Monday, Feb. 02, 1998
When Sex Is Not Really Having Sex
By Walter Kirn
Should President Clinton ever face impeachment proceedings over the Lewinsky mess, it's a fair bet that the meaning of oral arguments will never be the same. A joke? Not at all. A legitimate possibility. For there is growing evidence to suggest that the issue of whether oral sex is actually sex, though it sounds like a question from a cheesy adult party game, may eventually form the basis of Clinton's legal defense.
The logic seems as tortured as a position from the Kama Sutra, but Clinton's potential argument (which was tested last week on TIME reporters by a high-level presidential confidant) comes down to two basic presidential passions, one still alleged, the other long proved. The alleged passion is for fellatio. According to a lawyer who has heard them, the Lewinsky tapes show that when it comes to intimacy, the infamously reckless Clinton is a play-it-safe puritan. Facetiously referring to herself as the future "special assistant to the President for b___ j___," Lewinsky reportedly told Linda Tripp that Clinton was strict about limiting their contact to oral sex. At his age, he allegedly informed her, "you can't take the risks of intercourse."

Data rows -
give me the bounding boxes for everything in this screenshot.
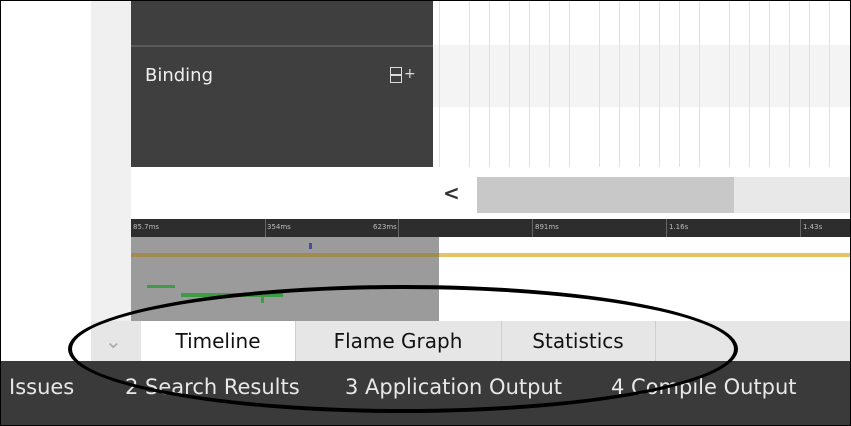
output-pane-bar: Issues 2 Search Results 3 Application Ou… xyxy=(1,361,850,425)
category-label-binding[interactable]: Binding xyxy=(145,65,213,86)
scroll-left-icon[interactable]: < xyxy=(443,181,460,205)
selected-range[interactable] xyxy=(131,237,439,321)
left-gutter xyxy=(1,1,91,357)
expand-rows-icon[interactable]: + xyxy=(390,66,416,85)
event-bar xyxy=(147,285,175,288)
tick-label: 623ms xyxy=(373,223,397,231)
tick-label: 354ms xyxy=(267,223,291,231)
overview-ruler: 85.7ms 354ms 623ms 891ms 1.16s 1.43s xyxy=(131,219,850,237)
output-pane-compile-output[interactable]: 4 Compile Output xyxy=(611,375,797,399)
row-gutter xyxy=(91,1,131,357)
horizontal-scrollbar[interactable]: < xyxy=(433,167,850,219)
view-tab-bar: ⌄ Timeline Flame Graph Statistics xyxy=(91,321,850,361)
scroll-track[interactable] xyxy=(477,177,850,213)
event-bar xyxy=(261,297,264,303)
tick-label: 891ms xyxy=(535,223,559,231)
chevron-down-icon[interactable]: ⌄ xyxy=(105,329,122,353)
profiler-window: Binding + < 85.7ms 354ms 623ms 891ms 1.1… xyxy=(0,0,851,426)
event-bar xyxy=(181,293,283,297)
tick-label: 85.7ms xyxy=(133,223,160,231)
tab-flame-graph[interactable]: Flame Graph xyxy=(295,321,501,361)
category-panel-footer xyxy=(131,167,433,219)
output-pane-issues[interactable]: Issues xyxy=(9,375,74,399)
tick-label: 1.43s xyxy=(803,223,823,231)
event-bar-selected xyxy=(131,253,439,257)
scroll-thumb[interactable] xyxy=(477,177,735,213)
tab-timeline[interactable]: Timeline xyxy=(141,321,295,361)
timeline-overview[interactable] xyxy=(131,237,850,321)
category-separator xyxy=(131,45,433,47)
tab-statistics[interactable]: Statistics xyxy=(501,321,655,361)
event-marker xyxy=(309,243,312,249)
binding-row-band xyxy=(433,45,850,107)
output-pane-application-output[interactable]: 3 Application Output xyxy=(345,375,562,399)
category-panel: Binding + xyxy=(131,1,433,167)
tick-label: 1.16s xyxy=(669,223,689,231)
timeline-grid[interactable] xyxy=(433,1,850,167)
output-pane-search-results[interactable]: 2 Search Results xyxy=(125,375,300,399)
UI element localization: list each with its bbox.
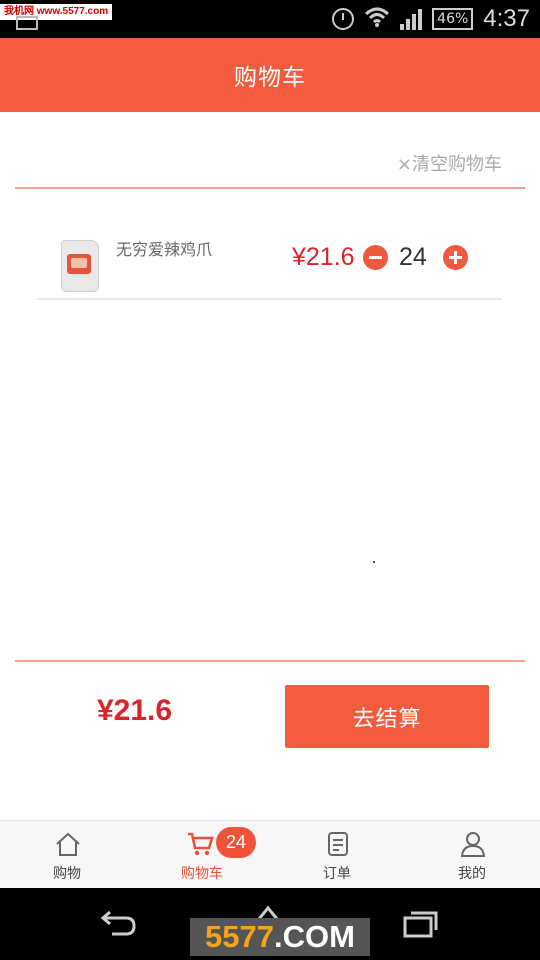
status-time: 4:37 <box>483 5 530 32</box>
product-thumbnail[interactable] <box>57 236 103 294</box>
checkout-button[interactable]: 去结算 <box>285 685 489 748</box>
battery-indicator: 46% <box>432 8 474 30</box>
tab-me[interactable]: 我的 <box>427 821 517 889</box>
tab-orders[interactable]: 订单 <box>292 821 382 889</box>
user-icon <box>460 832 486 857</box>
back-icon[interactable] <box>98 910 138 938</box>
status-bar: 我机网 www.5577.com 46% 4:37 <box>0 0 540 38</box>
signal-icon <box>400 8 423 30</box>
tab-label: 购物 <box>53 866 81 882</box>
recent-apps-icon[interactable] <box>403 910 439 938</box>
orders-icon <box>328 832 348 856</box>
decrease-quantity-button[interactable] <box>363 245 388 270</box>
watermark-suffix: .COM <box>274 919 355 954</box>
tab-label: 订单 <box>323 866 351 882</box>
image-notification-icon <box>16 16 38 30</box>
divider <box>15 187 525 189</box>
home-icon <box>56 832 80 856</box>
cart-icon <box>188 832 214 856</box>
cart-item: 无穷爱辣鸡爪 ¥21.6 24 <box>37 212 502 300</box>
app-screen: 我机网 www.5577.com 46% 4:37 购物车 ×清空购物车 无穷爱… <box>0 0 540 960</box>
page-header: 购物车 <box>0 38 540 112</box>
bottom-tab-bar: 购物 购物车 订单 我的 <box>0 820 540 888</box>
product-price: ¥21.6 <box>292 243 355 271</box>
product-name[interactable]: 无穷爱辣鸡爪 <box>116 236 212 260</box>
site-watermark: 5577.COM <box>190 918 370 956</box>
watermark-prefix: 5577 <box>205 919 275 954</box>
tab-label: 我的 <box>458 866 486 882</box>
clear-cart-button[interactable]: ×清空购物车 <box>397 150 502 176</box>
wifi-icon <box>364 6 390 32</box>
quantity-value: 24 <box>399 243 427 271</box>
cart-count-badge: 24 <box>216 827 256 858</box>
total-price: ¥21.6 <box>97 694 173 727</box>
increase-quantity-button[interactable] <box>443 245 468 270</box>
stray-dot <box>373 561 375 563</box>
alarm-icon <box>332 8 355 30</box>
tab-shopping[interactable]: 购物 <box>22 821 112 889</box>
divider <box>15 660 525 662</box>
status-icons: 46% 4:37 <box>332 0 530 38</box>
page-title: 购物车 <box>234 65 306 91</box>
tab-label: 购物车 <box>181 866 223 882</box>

Brief 1 - Translate this sentence from the article on Clinton's possible defense into Spanish: "The alleged passion is for fellatio."
Brief 2 - Quote the article on Clinton's possible defense, beginning at the words "Monday, Feb. 02, 1998" and stopping after "Clinton's legal defense.".

Exercise result 1 - La supuesta pasión es por la felación.

Exercise result 2 -
Monday, Feb. 02, 1998
When Sex Is Not Really Having Sex
By Walter Kirn
Should President Clinton ever face impeachment proceedings over the Lewinsky mess, it's a fair bet that the meaning of oral arguments will never be the same. A joke? Not at all. A legitimate possibility. For there is growing evidence to suggest that the issue of whether oral sex is actually sex, though it sounds like a question from a cheesy adult party game, may eventually form the basis of Clinton's legal defense.